(SHORT PROBLEM): Write the next part of the review of Robert Harris's novels below, picking up right after its final sentence.

(READING TEXT):
I am rapidly coming to the conclusion that you can't go far wrong with Robert Harris. Not is the same way as you can't go wrong with, say, Sebastian Faulks or Paul Auster, because he is not that kind of literary genius, but because he is an infallible storyteller: sophisticated, super-well-researched and utterly gripping. He combines the merits of the instinctive thriller writer with those of the journalist, and for me it is no accident that his novels are almost always based on real and/or historical events, reported, adapted, extrapolated.
You never know where he is going next. He still has to complete a trilogy set in the political world of ancient Rome, he has famously imagined Nazi occupied Britain (Fatherland), recounted the extraordinary story of Bletchley Park's WW2 code-cracking (Enigma), related the eruption of Vesuvius (Pompeii), visited modern Russia (Archangel) and analysed the motivations of Tony Blair (The Ghost). However, it was, for me at least, something of a surprise that his latest novel, An Officer and a Spy deals with historical events which seem rather more arcane.

(DATASET EXTRACT):
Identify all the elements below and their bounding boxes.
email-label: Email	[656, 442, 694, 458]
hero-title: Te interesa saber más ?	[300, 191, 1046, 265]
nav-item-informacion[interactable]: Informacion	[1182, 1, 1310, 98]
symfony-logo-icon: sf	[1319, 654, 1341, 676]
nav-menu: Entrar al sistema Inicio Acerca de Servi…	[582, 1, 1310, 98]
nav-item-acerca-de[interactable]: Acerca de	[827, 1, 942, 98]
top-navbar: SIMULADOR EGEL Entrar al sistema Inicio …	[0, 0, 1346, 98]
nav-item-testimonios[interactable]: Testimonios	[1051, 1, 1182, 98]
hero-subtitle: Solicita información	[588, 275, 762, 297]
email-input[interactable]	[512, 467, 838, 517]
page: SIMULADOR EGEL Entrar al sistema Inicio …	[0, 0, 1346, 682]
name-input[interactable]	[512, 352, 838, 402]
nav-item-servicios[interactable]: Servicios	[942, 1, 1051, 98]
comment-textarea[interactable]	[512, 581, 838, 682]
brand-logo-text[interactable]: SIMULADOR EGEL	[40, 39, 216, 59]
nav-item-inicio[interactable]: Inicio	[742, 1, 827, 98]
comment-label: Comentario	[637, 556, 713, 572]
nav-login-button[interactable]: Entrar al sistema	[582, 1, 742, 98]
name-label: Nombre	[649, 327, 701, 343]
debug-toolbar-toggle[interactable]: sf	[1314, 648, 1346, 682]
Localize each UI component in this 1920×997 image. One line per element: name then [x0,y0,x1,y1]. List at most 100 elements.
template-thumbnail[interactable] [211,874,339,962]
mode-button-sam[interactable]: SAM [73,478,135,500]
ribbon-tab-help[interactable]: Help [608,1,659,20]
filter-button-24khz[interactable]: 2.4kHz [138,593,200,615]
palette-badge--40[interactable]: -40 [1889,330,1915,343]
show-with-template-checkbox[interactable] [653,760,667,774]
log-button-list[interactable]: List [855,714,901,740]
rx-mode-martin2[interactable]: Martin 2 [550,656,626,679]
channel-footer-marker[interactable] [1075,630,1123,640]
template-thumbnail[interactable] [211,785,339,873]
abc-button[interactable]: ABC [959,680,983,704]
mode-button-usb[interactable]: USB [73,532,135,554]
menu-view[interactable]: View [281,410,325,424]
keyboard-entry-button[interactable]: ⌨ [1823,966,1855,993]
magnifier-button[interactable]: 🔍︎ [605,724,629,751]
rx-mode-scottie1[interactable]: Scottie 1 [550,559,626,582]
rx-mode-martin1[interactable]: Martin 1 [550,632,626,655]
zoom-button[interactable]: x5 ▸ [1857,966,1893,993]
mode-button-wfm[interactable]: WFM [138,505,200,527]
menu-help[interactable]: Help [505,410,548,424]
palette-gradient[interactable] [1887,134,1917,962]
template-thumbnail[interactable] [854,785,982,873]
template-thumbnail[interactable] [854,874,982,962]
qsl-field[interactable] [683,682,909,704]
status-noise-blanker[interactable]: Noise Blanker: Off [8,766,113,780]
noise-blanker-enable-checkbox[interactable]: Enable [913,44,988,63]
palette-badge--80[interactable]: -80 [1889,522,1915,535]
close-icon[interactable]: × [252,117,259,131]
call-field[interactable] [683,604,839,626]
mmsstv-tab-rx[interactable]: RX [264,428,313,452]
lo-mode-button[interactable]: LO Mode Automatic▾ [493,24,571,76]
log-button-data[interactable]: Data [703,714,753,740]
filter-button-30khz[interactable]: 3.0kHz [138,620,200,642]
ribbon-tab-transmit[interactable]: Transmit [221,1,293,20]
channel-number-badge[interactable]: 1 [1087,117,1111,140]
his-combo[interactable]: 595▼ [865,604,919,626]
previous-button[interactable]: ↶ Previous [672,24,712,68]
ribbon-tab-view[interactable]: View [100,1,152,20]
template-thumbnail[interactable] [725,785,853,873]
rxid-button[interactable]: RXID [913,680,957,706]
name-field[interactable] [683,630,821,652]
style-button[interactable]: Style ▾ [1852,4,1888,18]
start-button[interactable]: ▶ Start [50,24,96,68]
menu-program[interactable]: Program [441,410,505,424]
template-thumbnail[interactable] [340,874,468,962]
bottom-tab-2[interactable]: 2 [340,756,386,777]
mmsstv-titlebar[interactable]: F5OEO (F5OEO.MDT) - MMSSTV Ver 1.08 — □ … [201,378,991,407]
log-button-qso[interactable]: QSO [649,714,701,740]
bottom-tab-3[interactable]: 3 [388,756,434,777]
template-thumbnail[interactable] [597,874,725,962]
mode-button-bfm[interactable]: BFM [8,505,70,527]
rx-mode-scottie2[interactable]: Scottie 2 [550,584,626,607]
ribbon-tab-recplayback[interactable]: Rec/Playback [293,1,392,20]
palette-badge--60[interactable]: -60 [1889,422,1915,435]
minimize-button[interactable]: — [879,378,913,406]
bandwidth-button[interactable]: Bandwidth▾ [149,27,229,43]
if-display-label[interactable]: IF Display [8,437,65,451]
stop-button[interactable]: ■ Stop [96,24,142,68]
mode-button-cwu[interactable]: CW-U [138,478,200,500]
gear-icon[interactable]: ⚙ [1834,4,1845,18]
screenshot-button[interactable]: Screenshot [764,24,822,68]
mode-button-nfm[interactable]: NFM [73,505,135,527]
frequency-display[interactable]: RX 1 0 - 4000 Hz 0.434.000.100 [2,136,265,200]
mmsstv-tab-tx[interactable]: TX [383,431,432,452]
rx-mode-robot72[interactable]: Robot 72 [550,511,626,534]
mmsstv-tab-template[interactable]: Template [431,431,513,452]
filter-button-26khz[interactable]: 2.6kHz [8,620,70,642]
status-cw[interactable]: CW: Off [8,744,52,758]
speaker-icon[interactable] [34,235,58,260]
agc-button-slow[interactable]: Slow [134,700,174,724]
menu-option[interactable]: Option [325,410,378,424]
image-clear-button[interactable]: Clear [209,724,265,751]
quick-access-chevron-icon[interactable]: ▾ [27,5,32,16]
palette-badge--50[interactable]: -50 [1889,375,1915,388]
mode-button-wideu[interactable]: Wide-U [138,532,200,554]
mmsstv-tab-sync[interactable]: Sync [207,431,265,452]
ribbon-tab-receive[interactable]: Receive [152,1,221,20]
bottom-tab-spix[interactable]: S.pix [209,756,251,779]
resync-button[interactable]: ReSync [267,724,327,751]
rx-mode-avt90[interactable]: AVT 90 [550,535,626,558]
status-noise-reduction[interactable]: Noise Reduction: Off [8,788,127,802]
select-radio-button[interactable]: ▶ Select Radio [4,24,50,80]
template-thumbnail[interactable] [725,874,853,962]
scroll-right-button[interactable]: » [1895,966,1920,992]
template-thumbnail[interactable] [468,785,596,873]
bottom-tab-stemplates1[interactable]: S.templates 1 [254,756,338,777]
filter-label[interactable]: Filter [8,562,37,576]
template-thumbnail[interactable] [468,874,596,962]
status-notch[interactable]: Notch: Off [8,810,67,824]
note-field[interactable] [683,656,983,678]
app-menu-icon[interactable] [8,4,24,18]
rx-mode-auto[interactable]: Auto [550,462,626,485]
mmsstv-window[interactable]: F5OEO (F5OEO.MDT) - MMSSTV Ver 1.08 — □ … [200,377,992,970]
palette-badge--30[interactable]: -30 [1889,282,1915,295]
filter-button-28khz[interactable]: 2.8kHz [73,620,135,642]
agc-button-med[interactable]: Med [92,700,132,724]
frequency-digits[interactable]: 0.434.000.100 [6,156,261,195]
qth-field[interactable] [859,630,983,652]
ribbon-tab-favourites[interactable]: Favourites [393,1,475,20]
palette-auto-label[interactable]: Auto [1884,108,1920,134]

(ANSWER TO THE PROBLEM):
That is undoubtedly the consequence of my own ignorance and a certain cultural conditioning. As a Guardian review I read nicely put it: "the Dreyfus Affair is one of those moments of history that a lot people know of rather than much about". Yes, one is vaguely conscious that the Dreyfus Affair was a big deal in late nineteenth century France, yes, one knows it was a miscarriage of justice with a strong anti-semitic dimension and, yes, wasn't that the thing that Emile Zola wrote his J'accuse thing about..?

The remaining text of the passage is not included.